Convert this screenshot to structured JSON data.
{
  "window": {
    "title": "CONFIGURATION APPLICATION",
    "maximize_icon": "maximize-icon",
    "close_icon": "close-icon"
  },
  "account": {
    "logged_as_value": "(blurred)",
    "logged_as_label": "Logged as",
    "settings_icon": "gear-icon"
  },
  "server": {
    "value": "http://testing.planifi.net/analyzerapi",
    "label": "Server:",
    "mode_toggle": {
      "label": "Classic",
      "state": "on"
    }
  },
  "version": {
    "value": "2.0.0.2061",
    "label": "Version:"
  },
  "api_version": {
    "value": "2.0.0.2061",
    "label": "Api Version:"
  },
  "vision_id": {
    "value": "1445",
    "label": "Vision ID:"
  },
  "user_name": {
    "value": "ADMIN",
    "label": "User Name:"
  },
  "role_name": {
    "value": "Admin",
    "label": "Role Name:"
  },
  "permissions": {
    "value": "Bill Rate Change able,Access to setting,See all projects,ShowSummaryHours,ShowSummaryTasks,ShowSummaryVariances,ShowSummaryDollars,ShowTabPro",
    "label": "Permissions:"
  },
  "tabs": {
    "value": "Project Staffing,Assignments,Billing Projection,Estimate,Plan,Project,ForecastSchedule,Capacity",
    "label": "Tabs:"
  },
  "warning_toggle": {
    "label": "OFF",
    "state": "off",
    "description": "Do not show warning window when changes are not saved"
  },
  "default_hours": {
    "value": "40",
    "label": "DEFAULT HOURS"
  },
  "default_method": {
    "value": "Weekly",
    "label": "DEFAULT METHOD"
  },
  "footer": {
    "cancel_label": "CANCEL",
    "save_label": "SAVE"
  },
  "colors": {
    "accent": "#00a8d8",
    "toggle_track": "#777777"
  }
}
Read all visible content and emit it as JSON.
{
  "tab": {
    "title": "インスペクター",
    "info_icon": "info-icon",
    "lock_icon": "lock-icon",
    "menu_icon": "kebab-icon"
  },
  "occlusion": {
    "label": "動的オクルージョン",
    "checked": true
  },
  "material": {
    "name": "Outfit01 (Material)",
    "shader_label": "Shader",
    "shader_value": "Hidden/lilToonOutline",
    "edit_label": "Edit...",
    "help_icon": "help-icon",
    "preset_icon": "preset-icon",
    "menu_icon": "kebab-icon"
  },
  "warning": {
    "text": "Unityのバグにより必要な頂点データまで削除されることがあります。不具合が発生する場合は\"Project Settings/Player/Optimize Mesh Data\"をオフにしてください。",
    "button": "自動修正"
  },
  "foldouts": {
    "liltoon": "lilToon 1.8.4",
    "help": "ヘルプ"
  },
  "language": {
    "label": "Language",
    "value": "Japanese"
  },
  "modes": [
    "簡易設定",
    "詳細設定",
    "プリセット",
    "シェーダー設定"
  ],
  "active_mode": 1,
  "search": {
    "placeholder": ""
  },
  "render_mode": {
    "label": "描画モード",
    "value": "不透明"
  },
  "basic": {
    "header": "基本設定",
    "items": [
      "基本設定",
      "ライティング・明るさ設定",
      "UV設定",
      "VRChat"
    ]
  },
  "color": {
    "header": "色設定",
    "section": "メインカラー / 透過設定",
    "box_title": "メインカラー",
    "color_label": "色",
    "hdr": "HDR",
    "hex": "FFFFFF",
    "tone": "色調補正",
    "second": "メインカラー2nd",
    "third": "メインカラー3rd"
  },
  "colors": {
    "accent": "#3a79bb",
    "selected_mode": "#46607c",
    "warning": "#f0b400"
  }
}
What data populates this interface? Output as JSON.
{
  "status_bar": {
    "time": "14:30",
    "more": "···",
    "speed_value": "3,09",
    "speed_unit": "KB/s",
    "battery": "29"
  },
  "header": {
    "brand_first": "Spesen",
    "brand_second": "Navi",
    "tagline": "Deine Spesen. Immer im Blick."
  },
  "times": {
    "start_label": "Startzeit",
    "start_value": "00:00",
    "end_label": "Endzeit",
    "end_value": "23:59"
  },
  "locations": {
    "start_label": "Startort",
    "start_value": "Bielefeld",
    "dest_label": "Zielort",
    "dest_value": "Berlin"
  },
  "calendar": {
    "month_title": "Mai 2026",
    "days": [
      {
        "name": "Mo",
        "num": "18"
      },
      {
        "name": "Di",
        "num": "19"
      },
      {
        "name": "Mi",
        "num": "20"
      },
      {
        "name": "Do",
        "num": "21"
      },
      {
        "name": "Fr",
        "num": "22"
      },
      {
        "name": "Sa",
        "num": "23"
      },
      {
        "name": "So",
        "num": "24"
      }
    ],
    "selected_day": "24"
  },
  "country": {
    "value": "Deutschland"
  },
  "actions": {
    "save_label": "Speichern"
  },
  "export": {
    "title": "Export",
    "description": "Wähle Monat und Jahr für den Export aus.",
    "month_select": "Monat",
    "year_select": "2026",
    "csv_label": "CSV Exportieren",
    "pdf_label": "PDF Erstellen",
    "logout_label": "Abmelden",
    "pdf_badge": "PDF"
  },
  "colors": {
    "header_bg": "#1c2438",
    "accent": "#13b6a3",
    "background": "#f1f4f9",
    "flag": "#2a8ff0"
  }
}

### Description of the task:
Your task is to transcribe the material exactly.

### The completed task:
Convert this screenshot to structured JSON data.
{
  "window": {
    "title": "CONFIGURATION APPLICATION",
    "maximize_icon": "maximize-icon",
    "close_icon": "close-icon"
  },
  "account": {
    "logged_as_value": "(blurred)",
    "logged_as_label": "Logged as",
    "settings_icon": "gear-icon"
  },
  "server": {
    "value": "http://testing.planifi.net/analyzerapi",
    "label": "Server:",
    "mode_toggle": {
      "label": "Classic",
      "state": "on"
    }
  },
  "version": {
    "value": "2.0.0.2061",
    "label": "Version:"
  },
  "api_version": {
    "value": "2.0.0.2061",
    "label": "Api Version:"
  },
  "vision_id": {
    "value": "1445",
    "label": "Vision ID:"
  },
  "user_name": {
    "value": "ADMIN",
    "label": "User Name:"
  },
  "role_name": {
    "value": "Admin",
    "label": "Role Name:"
  },
  "permissions": {
    "value": "Bill Rate Change able,Access to setting,See all projects,ShowSummaryHours,ShowSummaryTasks,ShowSummaryVariances,ShowSummaryDollars,ShowTabPro",
    "label": "Permissions:"
  },
  "tabs": {
    "value": "Project Staffing,Assignments,Billing Projection,Estimate,Plan,Project,ForecastSchedule,Capacity",
    "label": "Tabs:"
  },
  "warning_toggle": {
    "label": "OFF",
    "state": "off",
    "description": "Do not show warning window when changes are not saved"
  },
  "default_hours": {
    "value": "40",
    "label": "DEFAULT HOURS"
  },
  "default_method": {
    "value": "Weekly",
    "label": "DEFAULT METHOD"
  },
  "footer": {
    "cancel_label": "CANCEL",
    "save_label": "SAVE"
  },
  "colors": {
    "accent": "#00a8d8",
    "toggle_track": "#777777"
  }
}
Read all visible content and emit it as JSON.
{
  "tab": {
    "title": "インスペクター",
    "info_icon": "info-icon",
    "lock_icon": "lock-icon",
    "menu_icon": "kebab-icon"
  },
  "occlusion": {
    "label": "動的オクルージョン",
    "checked": true
  },
  "material": {
    "name": "Outfit01 (Material)",
    "shader_label": "Shader",
    "shader_value": "Hidden/lilToonOutline",
    "edit_label": "Edit...",
    "help_icon": "help-icon",
    "preset_icon": "preset-icon",
    "menu_icon": "kebab-icon"
  },
  "warning": {
    "text": "Unityのバグにより必要な頂点データまで削除されることがあります。不具合が発生する場合は\"Project Settings/Player/Optimize Mesh Data\"をオフにしてください。",
    "button": "自動修正"
  },
  "foldouts": {
    "liltoon": "lilToon 1.8.4",
    "help": "ヘルプ"
  },
  "language": {
    "label": "Language",
    "value": "Japanese"
  },
  "modes": [
    "簡易設定",
    "詳細設定",
    "プリセット",
    "シェーダー設定"
  ],
  "active_mode": 1,
  "search": {
    "placeholder": ""
  },
  "render_mode": {
    "label": "描画モード",
    "value": "不透明"
  },
  "basic": {
    "header": "基本設定",
    "items": [
      "基本設定",
      "ライティング・明るさ設定",
      "UV設定",
      "VRChat"
    ]
  },
  "color": {
    "header": "色設定",
    "section": "メインカラー / 透過設定",
    "box_title": "メインカラー",
    "color_label": "色",
    "hdr": "HDR",
    "hex": "FFFFFF",
    "tone": "色調補正",
    "second": "メインカラー2nd",
    "third": "メインカラー3rd"
  },
  "colors": {
    "accent": "#3a79bb",
    "selected_mode": "#46607c",
    "warning": "#f0b400"
  }
}
What data populates this interface? Output as JSON.
{
  "status_bar": {
    "time": "14:30",
    "more": "···",
    "speed_value": "3,09",
    "speed_unit": "KB/s",
    "battery": "29"
  },
  "header": {
    "brand_first": "Spesen",
    "brand_second": "Navi",
    "tagline": "Deine Spesen. Immer im Blick."
  },
  "times": {
    "start_label": "Startzeit",
    "start_value": "00:00",
    "end_label": "Endzeit",
    "end_value": "23:59"
  },
  "locations": {
    "start_label": "Startort",
    "start_value": "Bielefeld",
    "dest_label": "Zielort",
    "dest_value": "Berlin"
  },
  "calendar": {
    "month_title": "Mai 2026",
    "days": [
      {
        "name": "Mo",
        "num": "18"
      },
      {
        "name": "Di",
        "num": "19"
      },
      {
        "name": "Mi",
        "num": "20"
      },
      {
        "name": "Do",
        "num": "21"
      },
      {
        "name": "Fr",
        "num": "22"
      },
      {
        "name": "Sa",
        "num": "23"
      },
      {
        "name": "So",
        "num": "24"
      }
    ],
    "selected_day": "24"
  },
  "country": {
    "value": "Deutschland"
  },
  "actions": {
    "save_label": "Speichern"
  },
  "export": {
    "title": "Export",
    "description": "Wähle Monat und Jahr für den Export aus.",
    "month_select": "Monat",
    "year_select": "2026",
    "csv_label": "CSV Exportieren",
    "pdf_label": "PDF Erstellen",
    "logout_label": "Abmelden",
    "pdf_badge": "PDF"
  },
  "colors": {
    "header_bg": "#1c2438",
    "accent": "#13b6a3",
    "background": "#f1f4f9",
    "flag": "#2a8ff0"
  }
}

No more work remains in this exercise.